----- Records provided

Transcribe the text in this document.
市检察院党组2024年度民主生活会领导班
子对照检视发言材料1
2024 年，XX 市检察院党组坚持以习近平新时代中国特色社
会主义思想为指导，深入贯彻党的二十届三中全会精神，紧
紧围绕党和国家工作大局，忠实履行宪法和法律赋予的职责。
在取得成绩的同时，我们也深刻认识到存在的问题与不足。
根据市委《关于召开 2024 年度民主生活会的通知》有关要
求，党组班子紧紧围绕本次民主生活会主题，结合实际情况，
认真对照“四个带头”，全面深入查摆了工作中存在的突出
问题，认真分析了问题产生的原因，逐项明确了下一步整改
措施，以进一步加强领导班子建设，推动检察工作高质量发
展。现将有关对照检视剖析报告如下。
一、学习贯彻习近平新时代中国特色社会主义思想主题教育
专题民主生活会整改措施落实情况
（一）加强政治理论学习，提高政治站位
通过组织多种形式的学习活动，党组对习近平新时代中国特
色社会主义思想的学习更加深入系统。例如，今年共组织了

----------

Your instructions
Copy out each record from above, exactly.

Finished task
Transcribe the text in this document.
市检察院党组2024年度民主生活会领导班
子对照检视发言材料1
2024 年，XX 市检察院党组坚持以习近平新时代中国特色社
会主义思想为指导，深入贯彻党的二十届三中全会精神，紧
紧围绕党和国家工作大局，忠实履行宪法和法律赋予的职责。
在取得成绩的同时，我们也深刻认识到存在的问题与不足。
根据市委《关于召开 2024 年度民主生活会的通知》有关要
求，党组班子紧紧围绕本次民主生活会主题，结合实际情况，
认真对照“四个带头”，全面深入查摆了工作中存在的突出
问题，认真分析了问题产生的原因，逐项明确了下一步整改
措施，以进一步加强领导班子建设，推动检察工作高质量发
展。现将有关对照检视剖析报告如下。
一、学习贯彻习近平新时代中国特色社会主义思想主题教育
专题民主生活会整改措施落实情况
（一）加强政治理论学习，提高政治站位
通过组织多种形式的学习活动，党组对习近平新时代中国特
色社会主义思想的学习更加深入系统。例如，今年共组织了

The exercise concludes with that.